# Work to be completed
In the lines below, find how many contain the word "міської" and report that figure alone.

# Input records
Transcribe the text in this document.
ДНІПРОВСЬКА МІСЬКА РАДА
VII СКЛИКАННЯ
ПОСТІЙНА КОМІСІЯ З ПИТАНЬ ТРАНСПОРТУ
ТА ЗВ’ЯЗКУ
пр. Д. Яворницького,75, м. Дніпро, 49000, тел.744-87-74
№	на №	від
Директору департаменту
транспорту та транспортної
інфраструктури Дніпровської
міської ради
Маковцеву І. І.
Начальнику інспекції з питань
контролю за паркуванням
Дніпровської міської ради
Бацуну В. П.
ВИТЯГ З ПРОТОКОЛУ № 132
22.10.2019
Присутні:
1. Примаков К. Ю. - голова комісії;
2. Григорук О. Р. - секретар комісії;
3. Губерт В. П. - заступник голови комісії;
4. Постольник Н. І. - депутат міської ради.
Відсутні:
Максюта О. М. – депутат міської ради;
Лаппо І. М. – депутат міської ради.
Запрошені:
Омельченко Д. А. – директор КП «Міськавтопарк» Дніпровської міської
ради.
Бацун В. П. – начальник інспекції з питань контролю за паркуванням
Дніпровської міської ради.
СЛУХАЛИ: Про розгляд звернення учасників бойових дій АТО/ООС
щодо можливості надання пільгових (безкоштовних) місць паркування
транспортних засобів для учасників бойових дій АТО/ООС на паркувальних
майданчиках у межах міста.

# Output
7